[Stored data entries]
________________________________________

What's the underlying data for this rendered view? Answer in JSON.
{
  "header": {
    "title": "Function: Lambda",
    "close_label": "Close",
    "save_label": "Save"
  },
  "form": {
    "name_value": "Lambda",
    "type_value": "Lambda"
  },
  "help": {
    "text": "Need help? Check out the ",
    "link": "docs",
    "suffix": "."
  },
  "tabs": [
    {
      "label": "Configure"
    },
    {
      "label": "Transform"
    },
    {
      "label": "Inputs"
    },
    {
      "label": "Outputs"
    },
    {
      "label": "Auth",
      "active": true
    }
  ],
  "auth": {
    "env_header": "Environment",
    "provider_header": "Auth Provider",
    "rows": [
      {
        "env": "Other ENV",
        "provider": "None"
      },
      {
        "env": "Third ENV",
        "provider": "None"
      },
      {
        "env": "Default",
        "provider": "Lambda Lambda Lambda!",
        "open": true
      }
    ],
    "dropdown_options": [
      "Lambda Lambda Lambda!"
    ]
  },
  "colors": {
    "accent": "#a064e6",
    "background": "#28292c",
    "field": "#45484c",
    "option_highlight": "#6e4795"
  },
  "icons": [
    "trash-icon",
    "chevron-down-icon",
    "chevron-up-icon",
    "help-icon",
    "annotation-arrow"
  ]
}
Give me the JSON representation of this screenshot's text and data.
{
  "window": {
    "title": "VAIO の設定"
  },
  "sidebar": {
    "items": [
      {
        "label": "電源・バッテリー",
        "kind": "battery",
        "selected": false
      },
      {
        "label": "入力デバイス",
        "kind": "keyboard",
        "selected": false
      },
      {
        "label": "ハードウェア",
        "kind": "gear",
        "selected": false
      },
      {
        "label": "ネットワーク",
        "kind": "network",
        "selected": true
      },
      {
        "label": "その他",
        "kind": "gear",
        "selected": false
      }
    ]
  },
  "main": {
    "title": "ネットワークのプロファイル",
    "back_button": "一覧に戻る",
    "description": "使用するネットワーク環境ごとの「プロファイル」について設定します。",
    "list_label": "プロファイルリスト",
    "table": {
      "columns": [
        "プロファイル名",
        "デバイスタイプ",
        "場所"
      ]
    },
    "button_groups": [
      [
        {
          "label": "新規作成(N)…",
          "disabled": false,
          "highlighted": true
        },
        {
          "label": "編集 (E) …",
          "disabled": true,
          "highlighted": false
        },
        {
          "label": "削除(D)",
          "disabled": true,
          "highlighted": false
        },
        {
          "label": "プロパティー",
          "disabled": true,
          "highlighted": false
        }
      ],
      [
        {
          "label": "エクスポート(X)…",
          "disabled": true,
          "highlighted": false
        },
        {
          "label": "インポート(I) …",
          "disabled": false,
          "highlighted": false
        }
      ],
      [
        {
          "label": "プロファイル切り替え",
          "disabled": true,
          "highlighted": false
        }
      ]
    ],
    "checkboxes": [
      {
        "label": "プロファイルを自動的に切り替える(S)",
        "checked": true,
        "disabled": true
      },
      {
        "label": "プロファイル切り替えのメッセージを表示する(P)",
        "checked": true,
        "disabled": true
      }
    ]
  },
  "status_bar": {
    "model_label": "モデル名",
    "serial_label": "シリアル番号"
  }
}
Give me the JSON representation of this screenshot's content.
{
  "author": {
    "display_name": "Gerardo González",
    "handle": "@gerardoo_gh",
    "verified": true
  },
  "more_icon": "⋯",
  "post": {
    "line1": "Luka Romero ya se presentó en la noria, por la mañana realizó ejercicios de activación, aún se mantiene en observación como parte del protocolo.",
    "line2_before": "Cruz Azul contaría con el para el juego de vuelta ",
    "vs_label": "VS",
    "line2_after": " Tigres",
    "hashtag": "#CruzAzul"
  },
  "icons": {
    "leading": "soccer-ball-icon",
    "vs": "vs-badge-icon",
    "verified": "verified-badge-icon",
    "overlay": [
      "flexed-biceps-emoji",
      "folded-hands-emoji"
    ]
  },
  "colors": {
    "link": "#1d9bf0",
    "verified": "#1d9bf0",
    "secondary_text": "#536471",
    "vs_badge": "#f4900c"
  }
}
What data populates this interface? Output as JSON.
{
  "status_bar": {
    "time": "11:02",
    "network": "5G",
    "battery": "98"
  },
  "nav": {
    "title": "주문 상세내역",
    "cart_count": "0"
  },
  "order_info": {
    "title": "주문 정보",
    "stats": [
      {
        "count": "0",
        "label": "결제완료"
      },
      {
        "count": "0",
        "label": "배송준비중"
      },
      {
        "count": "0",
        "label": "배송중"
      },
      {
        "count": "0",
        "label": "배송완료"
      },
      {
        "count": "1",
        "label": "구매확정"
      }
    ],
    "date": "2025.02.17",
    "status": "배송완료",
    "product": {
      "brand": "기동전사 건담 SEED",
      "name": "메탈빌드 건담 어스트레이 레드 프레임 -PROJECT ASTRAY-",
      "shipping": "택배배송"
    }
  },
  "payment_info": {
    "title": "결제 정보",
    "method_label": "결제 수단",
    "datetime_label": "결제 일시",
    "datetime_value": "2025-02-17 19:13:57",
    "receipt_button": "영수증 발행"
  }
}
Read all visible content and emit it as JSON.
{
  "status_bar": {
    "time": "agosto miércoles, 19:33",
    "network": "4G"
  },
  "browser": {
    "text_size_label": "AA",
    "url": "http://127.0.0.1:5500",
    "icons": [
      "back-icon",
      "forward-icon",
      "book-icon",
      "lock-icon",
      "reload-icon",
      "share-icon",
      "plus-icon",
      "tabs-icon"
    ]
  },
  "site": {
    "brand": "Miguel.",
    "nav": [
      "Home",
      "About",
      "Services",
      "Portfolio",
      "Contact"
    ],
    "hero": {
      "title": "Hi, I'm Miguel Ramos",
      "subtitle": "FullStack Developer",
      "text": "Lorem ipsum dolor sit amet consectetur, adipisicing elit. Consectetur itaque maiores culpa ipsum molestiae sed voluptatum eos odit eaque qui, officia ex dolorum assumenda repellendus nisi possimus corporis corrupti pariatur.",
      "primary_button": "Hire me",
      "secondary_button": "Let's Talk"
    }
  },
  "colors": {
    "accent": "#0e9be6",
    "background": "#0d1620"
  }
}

________________________________________

Description of the task — How many lines in the records above contain the word "content"? Reply with the number alone.

Full response — 2